Given exercise> With the line containing "Extract the structured" as the first line and the last line of the records as the final one, reproduce that range exactly.

Data for this task>
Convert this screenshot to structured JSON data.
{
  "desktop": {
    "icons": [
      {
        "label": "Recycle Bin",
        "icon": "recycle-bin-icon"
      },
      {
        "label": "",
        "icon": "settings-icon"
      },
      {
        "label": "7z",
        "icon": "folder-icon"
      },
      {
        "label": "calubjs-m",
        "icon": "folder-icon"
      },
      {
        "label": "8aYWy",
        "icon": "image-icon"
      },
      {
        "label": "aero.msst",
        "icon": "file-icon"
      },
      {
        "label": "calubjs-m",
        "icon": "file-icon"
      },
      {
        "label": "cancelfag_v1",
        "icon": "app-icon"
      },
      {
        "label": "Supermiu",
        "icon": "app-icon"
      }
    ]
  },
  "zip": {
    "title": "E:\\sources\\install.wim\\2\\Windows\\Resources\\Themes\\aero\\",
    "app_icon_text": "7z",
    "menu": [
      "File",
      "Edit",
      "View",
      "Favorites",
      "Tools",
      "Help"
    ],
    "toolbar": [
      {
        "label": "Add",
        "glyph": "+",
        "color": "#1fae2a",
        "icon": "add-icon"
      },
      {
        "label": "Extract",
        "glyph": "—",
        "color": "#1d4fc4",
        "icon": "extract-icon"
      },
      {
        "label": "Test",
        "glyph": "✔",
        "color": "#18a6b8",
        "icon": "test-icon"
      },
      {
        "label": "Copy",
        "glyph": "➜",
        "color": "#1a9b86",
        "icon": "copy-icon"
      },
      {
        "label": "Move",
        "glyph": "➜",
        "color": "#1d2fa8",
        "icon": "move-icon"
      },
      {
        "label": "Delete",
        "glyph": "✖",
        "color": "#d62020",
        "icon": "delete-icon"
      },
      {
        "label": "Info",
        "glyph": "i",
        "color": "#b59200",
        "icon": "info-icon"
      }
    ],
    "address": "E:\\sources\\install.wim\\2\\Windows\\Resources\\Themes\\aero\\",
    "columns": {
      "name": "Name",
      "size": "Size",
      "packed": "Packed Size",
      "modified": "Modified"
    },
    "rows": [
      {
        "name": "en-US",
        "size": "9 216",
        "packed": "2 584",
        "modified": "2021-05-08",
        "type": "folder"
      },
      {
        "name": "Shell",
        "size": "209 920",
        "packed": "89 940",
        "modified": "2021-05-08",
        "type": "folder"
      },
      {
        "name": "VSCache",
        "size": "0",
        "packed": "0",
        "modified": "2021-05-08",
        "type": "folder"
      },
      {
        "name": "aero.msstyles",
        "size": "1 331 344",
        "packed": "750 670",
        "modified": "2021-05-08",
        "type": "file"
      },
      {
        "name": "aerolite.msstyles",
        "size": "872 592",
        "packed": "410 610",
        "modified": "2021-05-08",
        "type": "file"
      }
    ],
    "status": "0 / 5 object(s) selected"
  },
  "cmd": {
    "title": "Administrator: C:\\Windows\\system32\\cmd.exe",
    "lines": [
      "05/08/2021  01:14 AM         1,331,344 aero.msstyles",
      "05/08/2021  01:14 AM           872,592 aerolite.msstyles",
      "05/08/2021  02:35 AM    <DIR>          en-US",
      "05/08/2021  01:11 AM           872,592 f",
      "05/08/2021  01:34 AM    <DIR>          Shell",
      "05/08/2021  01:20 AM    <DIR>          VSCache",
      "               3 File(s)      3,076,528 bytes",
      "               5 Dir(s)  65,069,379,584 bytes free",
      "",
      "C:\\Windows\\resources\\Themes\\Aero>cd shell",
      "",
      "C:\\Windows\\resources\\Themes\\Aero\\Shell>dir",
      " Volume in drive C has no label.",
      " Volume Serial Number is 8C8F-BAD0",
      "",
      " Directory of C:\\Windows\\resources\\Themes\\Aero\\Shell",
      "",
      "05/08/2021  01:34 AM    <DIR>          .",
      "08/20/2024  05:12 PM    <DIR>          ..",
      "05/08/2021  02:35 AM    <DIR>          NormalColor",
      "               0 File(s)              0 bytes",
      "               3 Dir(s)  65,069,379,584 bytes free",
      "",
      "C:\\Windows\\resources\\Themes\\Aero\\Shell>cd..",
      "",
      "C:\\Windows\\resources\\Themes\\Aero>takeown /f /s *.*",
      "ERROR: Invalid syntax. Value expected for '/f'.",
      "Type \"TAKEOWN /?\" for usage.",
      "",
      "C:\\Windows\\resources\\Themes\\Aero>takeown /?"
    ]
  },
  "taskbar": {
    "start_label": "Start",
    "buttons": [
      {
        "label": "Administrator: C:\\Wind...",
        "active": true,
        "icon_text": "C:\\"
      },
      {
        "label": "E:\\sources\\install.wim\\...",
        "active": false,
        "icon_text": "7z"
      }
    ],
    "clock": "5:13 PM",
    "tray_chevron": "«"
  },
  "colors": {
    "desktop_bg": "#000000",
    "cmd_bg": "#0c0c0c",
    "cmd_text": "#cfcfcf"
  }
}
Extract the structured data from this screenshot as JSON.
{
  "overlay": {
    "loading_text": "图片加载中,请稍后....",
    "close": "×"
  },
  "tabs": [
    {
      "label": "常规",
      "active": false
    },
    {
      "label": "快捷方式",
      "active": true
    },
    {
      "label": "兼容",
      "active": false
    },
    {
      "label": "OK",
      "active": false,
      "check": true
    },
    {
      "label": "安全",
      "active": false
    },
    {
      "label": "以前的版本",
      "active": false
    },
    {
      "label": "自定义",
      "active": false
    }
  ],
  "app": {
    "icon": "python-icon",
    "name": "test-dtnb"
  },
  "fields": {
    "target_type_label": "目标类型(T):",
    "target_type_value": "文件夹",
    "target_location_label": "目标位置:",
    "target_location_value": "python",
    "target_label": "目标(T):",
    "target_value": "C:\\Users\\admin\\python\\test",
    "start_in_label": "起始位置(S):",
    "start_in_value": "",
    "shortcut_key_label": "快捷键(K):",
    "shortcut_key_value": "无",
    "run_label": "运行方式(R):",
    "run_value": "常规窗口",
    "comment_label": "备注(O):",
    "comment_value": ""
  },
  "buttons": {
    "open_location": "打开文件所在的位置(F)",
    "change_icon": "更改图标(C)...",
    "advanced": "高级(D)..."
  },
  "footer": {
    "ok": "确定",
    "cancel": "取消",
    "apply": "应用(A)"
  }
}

The result>
Extract the structured data from this screenshot as JSON.
{
  "overlay": {
    "loading_text": "图片加载中,请稍后....",
    "close": "×"
  },
  "tabs": [
    {
      "label": "常规",
      "active": false
    },
    {
      "label": "快捷方式",
      "active": true
    },
    {
      "label": "兼容",
      "active": false
    },
    {
      "label": "OK",
      "active": false,
      "check": true
    },
    {
      "label": "安全",
      "active": false
    },
    {
      "label": "以前的版本",
      "active": false
    },
    {
      "label": "自定义",
      "active": false
    }
  ],
  "app": {
    "icon": "python-icon",
    "name": "test-dtnb"
  },
  "fields": {
    "target_type_label": "目标类型(T):",
    "target_type_value": "文件夹",
    "target_location_label": "目标位置:",
    "target_location_value": "python",
    "target_label": "目标(T):",
    "target_value": "C:\\Users\\admin\\python\\test",
    "start_in_label": "起始位置(S):",
    "start_in_value": "",
    "shortcut_key_label": "快捷键(K):",
    "shortcut_key_value": "无",
    "run_label": "运行方式(R):",
    "run_value": "常规窗口",
    "comment_label": "备注(O):",
    "comment_value": ""
  },
  "buttons": {
    "open_location": "打开文件所在的位置(F)",
    "change_icon": "更改图标(C)...",
    "advanced": "高级(D)..."
  },
  "footer": {
    "ok": "确定",
    "cancel": "取消",
    "apply": "应用(A)"
  }
}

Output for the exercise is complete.